## INSTRUCTION
Copy, from the entries below, each line where the word "name" can be found.

### DATA LISTING ###

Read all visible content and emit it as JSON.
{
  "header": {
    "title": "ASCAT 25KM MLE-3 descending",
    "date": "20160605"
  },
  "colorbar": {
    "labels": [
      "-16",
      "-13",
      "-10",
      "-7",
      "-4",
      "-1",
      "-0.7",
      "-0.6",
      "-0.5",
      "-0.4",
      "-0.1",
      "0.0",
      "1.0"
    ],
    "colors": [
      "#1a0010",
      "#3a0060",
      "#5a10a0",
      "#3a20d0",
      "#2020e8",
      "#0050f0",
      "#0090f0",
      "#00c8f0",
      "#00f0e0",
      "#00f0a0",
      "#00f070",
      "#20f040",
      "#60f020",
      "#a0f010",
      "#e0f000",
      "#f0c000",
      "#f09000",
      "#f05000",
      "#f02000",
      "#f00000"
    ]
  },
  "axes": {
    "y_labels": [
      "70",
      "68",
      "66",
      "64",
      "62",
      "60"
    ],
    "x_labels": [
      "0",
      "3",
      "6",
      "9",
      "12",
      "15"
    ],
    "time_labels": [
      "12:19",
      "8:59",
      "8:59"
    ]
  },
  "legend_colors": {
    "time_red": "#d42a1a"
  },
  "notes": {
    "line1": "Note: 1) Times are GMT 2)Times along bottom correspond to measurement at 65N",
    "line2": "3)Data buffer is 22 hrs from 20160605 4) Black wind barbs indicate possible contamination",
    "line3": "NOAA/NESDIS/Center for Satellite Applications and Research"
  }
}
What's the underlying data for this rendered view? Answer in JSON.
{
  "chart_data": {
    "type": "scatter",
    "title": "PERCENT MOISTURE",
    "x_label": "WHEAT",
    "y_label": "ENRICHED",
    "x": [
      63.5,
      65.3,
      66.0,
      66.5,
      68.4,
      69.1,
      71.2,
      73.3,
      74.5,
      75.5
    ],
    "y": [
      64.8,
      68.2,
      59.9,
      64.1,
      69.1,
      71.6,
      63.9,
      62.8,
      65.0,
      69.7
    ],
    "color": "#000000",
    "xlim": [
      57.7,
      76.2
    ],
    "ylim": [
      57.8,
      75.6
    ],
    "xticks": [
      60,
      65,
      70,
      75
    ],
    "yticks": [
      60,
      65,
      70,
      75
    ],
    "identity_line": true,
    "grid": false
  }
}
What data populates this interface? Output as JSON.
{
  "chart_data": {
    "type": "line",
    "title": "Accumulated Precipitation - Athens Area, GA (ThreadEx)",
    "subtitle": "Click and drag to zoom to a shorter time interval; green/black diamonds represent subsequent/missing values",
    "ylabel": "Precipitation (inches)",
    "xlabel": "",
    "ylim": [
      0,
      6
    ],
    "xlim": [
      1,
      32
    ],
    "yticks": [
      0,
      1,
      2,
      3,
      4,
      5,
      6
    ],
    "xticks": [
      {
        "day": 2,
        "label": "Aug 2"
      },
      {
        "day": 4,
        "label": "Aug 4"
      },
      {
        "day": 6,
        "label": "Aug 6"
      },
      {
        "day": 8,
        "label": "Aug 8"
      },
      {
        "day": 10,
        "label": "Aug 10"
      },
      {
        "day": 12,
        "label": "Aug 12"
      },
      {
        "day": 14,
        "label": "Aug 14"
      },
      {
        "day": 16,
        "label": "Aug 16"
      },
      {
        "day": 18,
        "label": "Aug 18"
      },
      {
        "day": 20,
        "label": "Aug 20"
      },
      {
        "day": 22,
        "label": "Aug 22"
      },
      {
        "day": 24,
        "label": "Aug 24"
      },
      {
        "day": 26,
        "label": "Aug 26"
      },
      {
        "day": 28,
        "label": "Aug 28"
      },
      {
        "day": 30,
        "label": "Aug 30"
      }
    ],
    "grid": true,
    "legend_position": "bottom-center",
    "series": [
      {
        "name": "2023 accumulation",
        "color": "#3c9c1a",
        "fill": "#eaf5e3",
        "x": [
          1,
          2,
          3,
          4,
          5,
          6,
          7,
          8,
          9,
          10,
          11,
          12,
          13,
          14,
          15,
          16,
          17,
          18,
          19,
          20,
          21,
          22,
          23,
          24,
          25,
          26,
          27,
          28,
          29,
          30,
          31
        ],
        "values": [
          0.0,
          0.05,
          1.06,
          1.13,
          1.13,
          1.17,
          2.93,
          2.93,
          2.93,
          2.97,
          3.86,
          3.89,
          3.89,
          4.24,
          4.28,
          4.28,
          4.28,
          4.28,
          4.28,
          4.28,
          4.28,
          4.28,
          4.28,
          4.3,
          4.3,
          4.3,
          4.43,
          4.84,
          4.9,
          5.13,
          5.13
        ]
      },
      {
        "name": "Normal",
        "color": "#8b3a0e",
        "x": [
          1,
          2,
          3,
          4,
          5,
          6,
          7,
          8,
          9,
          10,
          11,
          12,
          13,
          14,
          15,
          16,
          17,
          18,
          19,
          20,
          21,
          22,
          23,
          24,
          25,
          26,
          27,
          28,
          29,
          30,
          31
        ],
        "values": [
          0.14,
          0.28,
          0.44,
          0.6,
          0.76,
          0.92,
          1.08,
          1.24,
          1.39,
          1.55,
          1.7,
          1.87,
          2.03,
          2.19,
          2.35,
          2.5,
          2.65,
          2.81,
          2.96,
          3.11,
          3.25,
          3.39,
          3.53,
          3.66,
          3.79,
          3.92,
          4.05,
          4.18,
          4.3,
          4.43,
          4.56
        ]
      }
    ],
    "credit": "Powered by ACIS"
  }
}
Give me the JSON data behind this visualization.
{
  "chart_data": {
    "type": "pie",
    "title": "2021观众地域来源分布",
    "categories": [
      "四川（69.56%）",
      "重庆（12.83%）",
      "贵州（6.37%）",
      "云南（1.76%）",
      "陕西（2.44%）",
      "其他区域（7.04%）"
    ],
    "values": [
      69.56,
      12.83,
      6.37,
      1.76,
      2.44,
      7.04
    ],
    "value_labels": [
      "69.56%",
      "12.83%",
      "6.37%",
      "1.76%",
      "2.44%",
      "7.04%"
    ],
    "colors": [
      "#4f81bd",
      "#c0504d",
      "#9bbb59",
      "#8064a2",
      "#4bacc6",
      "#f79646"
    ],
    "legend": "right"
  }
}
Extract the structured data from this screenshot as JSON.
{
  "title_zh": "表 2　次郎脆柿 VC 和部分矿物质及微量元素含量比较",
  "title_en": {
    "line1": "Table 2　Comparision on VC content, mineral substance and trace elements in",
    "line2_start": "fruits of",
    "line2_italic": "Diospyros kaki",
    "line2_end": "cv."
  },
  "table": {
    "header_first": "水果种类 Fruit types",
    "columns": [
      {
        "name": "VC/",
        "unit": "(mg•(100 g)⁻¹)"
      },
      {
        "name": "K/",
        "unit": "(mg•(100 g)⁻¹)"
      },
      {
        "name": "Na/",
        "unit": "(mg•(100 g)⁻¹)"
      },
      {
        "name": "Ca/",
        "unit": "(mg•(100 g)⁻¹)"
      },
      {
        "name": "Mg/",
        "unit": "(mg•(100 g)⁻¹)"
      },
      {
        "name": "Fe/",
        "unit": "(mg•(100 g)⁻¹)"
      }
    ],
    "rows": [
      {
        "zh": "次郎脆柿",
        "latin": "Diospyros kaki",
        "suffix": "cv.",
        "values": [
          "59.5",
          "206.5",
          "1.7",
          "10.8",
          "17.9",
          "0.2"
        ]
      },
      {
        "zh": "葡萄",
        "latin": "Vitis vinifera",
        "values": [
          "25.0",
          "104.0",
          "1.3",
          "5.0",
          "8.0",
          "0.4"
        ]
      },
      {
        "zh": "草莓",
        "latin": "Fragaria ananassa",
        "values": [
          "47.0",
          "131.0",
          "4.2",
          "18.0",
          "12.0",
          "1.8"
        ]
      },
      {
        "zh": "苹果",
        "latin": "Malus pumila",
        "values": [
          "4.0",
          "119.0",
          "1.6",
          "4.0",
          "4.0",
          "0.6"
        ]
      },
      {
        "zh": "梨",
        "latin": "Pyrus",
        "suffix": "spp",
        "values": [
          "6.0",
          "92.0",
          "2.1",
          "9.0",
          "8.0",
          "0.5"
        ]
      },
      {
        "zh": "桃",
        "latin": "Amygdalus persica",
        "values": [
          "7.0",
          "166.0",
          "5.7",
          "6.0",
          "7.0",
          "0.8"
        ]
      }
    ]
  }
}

###

## EXERCISE RESULT
        "name": "2023 accumulation",
        "name": "Normal",
        "name": "VC/",
        "name": "K/",
        "name": "Na/",
        "name": "Ca/",
        "name": "Mg/",
        "name": "Fe/",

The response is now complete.